> _Task brief_
Find each line containing the string "icon". Copy it.

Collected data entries
• • • • •

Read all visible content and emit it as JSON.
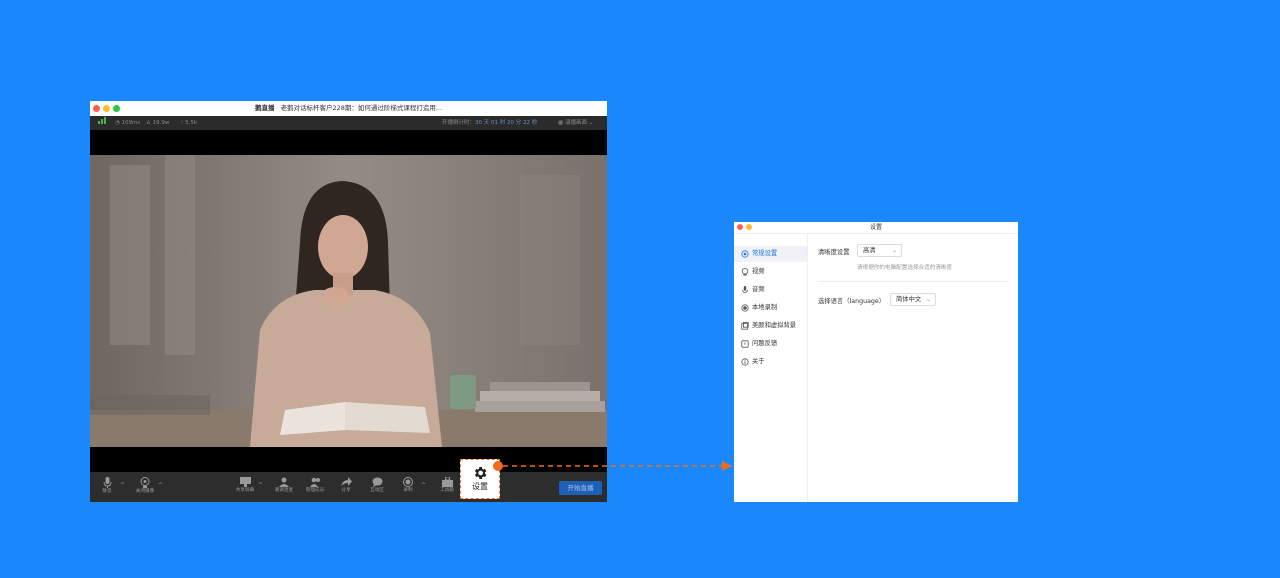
{
  "live_window": {
    "brand": "鹅直播",
    "title": "老鹅对话标杆客户228期：如何通过阶梯式课程打造用...",
    "status": {
      "latency": "109ms",
      "viewers": "19.9w",
      "likes": "5.5k",
      "countdown_label": "开播倒计时：",
      "countdown": "30 天 01 时 20 分 22 秒",
      "layout": "演播画面"
    },
    "toolbar": {
      "mic": "静音",
      "camera": "关闭摄像",
      "share": "共享屏幕",
      "invite": "邀请连麦",
      "members": "管理成员",
      "share_link": "分享",
      "interact": "互动区",
      "record": "录制",
      "tools": "工具箱",
      "settings": "设置",
      "start_live": "开始直播"
    }
  },
  "settings_dialog": {
    "title": "设置",
    "sidebar": [
      {
        "label": "常规设置",
        "icon": "gear-icon",
        "active": true
      },
      {
        "label": "视频",
        "icon": "camera-icon",
        "active": false
      },
      {
        "label": "音频",
        "icon": "microphone-icon",
        "active": false
      },
      {
        "label": "本地录制",
        "icon": "record-icon",
        "active": false
      },
      {
        "label": "美颜和虚拟背景",
        "icon": "beauty-icon",
        "active": false
      },
      {
        "label": "问题反馈",
        "icon": "feedback-icon",
        "active": false
      },
      {
        "label": "关于",
        "icon": "info-icon",
        "active": false
      }
    ],
    "general": {
      "clarity_label": "清晰度设置",
      "clarity_value": "高清",
      "clarity_hint": "请根据你的电脑配置选择合适的清晰度",
      "language_label": "选择语言（language）",
      "language_value": "简体中文"
    }
  },
  "colors": {
    "background": "#1a88fb",
    "accent": "#1a6ff0",
    "highlight": "#f26b1d"
  }
}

• • • • •

> _Right answer_
        "icon": "gear-icon",
        "icon": "camera-icon",
        "icon": "microphone-icon",
        "icon": "record-icon",
        "icon": "beauty-icon",
        "icon": "feedback-icon",
        "icon": "info-icon",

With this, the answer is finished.